Exercise requirements
Reproduce each line of the material exactly, minus any picture.

Figure record listings
********************

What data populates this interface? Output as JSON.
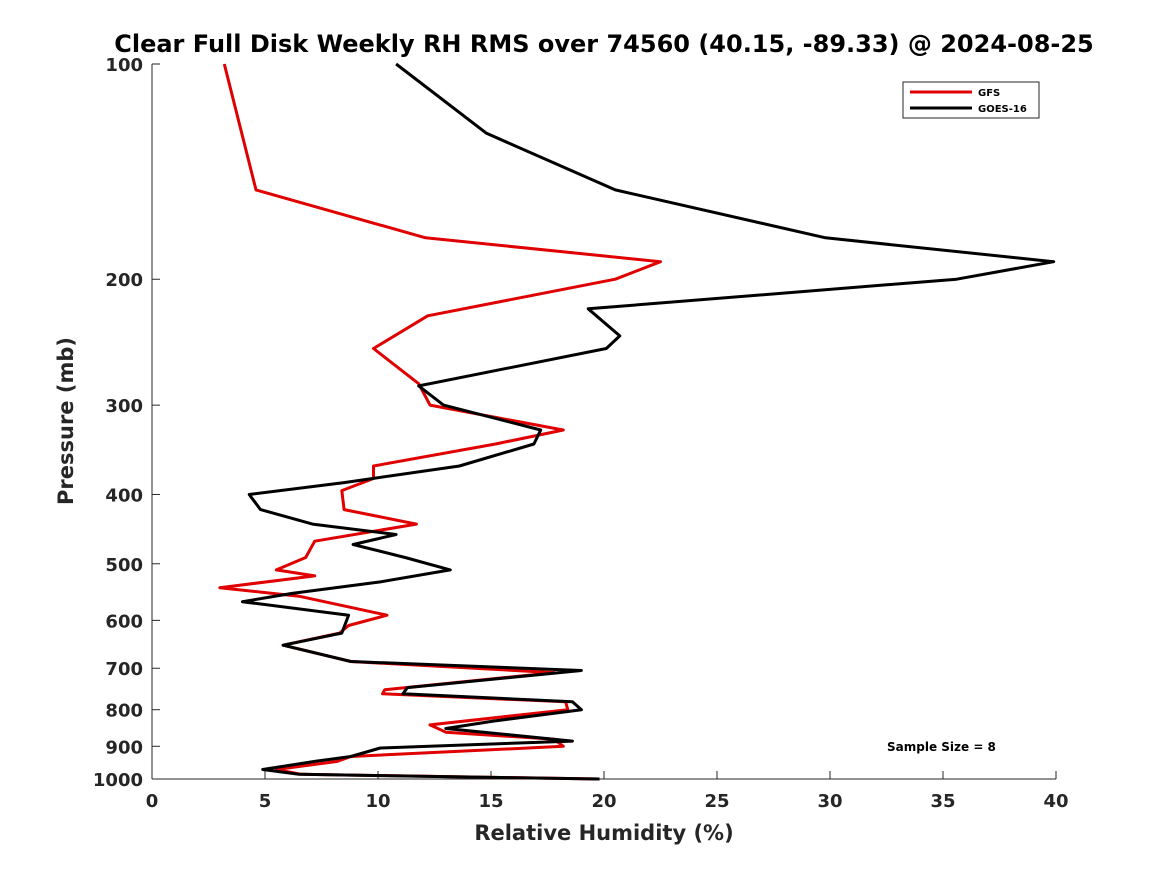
{
  "chart_data": {
    "type": "line",
    "title": "Clear Full Disk Weekly RH RMS over 74560 (40.15, -89.33) @ 2024-08-25",
    "xlabel": "Relative Humidity (%)",
    "ylabel": "Pressure (mb)",
    "xlim": [
      0,
      40
    ],
    "ylim": [
      100,
      1000
    ],
    "yscale": "log",
    "y_reversed": true,
    "xticks": [
      0,
      5,
      10,
      15,
      20,
      25,
      30,
      35,
      40
    ],
    "yticks": [
      100,
      200,
      300,
      400,
      500,
      600,
      700,
      800,
      900,
      1000
    ],
    "grid": false,
    "legend_position": "top-right",
    "annotation": "Sample Size = 8",
    "series": [
      {
        "name": "GFS",
        "color": "#e00000",
        "points": [
          [
            3.2,
            100
          ],
          [
            4.6,
            150
          ],
          [
            12.1,
            175
          ],
          [
            22.5,
            189
          ],
          [
            20.5,
            200
          ],
          [
            12.2,
            225
          ],
          [
            9.8,
            250
          ],
          [
            11.8,
            280
          ],
          [
            12.3,
            300
          ],
          [
            18.2,
            325
          ],
          [
            15.2,
            340
          ],
          [
            9.8,
            365
          ],
          [
            9.8,
            380
          ],
          [
            8.4,
            395
          ],
          [
            8.5,
            420
          ],
          [
            11.7,
            440
          ],
          [
            7.2,
            465
          ],
          [
            6.8,
            490
          ],
          [
            5.5,
            510
          ],
          [
            7.2,
            520
          ],
          [
            3.0,
            540
          ],
          [
            6.5,
            555
          ],
          [
            10.4,
            590
          ],
          [
            8.7,
            610
          ],
          [
            8.3,
            625
          ],
          [
            5.8,
            650
          ],
          [
            8.8,
            685
          ],
          [
            17.8,
            710
          ],
          [
            10.3,
            750
          ],
          [
            10.2,
            760
          ],
          [
            18.3,
            780
          ],
          [
            18.4,
            800
          ],
          [
            12.3,
            840
          ],
          [
            13.0,
            860
          ],
          [
            17.8,
            880
          ],
          [
            18.2,
            900
          ],
          [
            8.8,
            930
          ],
          [
            8.2,
            945
          ],
          [
            5.5,
            970
          ],
          [
            6.6,
            985
          ],
          [
            19.8,
            1000
          ]
        ]
      },
      {
        "name": "GOES-16",
        "color": "#000000",
        "points": [
          [
            10.8,
            100
          ],
          [
            14.8,
            125
          ],
          [
            20.5,
            150
          ],
          [
            29.8,
            175
          ],
          [
            39.9,
            189
          ],
          [
            35.6,
            200
          ],
          [
            19.3,
            220
          ],
          [
            20.7,
            240
          ],
          [
            20.1,
            250
          ],
          [
            11.8,
            282
          ],
          [
            12.9,
            300
          ],
          [
            17.2,
            325
          ],
          [
            16.9,
            340
          ],
          [
            13.6,
            365
          ],
          [
            8.5,
            385
          ],
          [
            4.3,
            400
          ],
          [
            4.8,
            420
          ],
          [
            7.1,
            440
          ],
          [
            10.8,
            455
          ],
          [
            8.9,
            470
          ],
          [
            11.2,
            490
          ],
          [
            13.2,
            510
          ],
          [
            10.1,
            530
          ],
          [
            6.2,
            550
          ],
          [
            4.0,
            565
          ],
          [
            8.7,
            590
          ],
          [
            8.4,
            625
          ],
          [
            5.8,
            650
          ],
          [
            8.8,
            685
          ],
          [
            19.0,
            705
          ],
          [
            11.3,
            745
          ],
          [
            11.1,
            760
          ],
          [
            18.6,
            780
          ],
          [
            19.0,
            800
          ],
          [
            15.1,
            830
          ],
          [
            13.0,
            850
          ],
          [
            18.6,
            885
          ],
          [
            10.1,
            905
          ],
          [
            8.8,
            930
          ],
          [
            7.2,
            945
          ],
          [
            4.9,
            970
          ],
          [
            6.5,
            985
          ],
          [
            19.8,
            1000
          ]
        ]
      }
    ]
  }
}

********************

Response
What data populates this interface? Output as JSON.
{
  "chart_data": {
    "type": "line",
    "title": "Clear Full Disk Weekly RH RMS over 74560 (40.15, -89.33) @ 2024-08-25",
    "xlabel": "Relative Humidity (%)",
    "ylabel": "Pressure (mb)",
    "xlim": [
      0,
      40
    ],
    "ylim": [
      100,
      1000
    ],
    "yscale": "log",
    "y_reversed": true,
    "xticks": [
      0,
      5,
      10,
      15,
      20,
      25,
      30,
      35,
      40
    ],
    "yticks": [
      100,
      200,
      300,
      400,
      500,
      600,
      700,
      800,
      900,
      1000
    ],
    "grid": false,
    "legend_position": "top-right",
    "annotation": "Sample Size = 8",
    "series": [
      {
        "name": "GFS",
        "color": "#e00000",
        "points": [
          [
            3.2,
            100
          ],
          [
            4.6,
            150
          ],
          [
            12.1,
            175
          ],
          [
            22.5,
            189
          ],
          [
            20.5,
            200
          ],
          [
            12.2,
            225
          ],
          [
            9.8,
            250
          ],
          [
            11.8,
            280
          ],
          [
            12.3,
            300
          ],
          [
            18.2,
            325
          ],
          [
            15.2,
            340
          ],
          [
            9.8,
            365
          ],
          [
            9.8,
            380
          ],
          [
            8.4,
            395
          ],
          [
            8.5,
            420
          ],
          [
            11.7,
            440
          ],
          [
            7.2,
            465
          ],
          [
            6.8,
            490
          ],
          [
            5.5,
            510
          ],
          [
            7.2,
            520
          ],
          [
            3.0,
            540
          ],
          [
            6.5,
            555
          ],
          [
            10.4,
            590
          ],
          [
            8.7,
            610
          ],
          [
            8.3,
            625
          ],
          [
            5.8,
            650
          ],
          [
            8.8,
            685
          ],
          [
            17.8,
            710
          ],
          [
            10.3,
            750
          ],
          [
            10.2,
            760
          ],
          [
            18.3,
            780
          ],
          [
            18.4,
            800
          ],
          [
            12.3,
            840
          ],
          [
            13.0,
            860
          ],
          [
            17.8,
            880
          ],
          [
            18.2,
            900
          ],
          [
            8.8,
            930
          ],
          [
            8.2,
            945
          ],
          [
            5.5,
            970
          ],
          [
            6.6,
            985
          ],
          [
            19.8,
            1000
          ]
        ]
      },
      {
        "name": "GOES-16",
        "color": "#000000",
        "points": [
          [
            10.8,
            100
          ],
          [
            14.8,
            125
          ],
          [
            20.5,
            150
          ],
          [
            29.8,
            175
          ],
          [
            39.9,
            189
          ],
          [
            35.6,
            200
          ],
          [
            19.3,
            220
          ],
          [
            20.7,
            240
          ],
          [
            20.1,
            250
          ],
          [
            11.8,
            282
          ],
          [
            12.9,
            300
          ],
          [
            17.2,
            325
          ],
          [
            16.9,
            340
          ],
          [
            13.6,
            365
          ],
          [
            8.5,
            385
          ],
          [
            4.3,
            400
          ],
          [
            4.8,
            420
          ],
          [
            7.1,
            440
          ],
          [
            10.8,
            455
          ],
          [
            8.9,
            470
          ],
          [
            11.2,
            490
          ],
          [
            13.2,
            510
          ],
          [
            10.1,
            530
          ],
          [
            6.2,
            550
          ],
          [
            4.0,
            565
          ],
          [
            8.7,
            590
          ],
          [
            8.4,
            625
          ],
          [
            5.8,
            650
          ],
          [
            8.8,
            685
          ],
          [
            19.0,
            705
          ],
          [
            11.3,
            745
          ],
          [
            11.1,
            760
          ],
          [
            18.6,
            780
          ],
          [
            19.0,
            800
          ],
          [
            15.1,
            830
          ],
          [
            13.0,
            850
          ],
          [
            18.6,
            885
          ],
          [
            10.1,
            905
          ],
          [
            8.8,
            930
          ],
          [
            7.2,
            945
          ],
          [
            4.9,
            970
          ],
          [
            6.5,
            985
          ],
          [
            19.8,
            1000
          ]
        ]
      }
    ]
  }
}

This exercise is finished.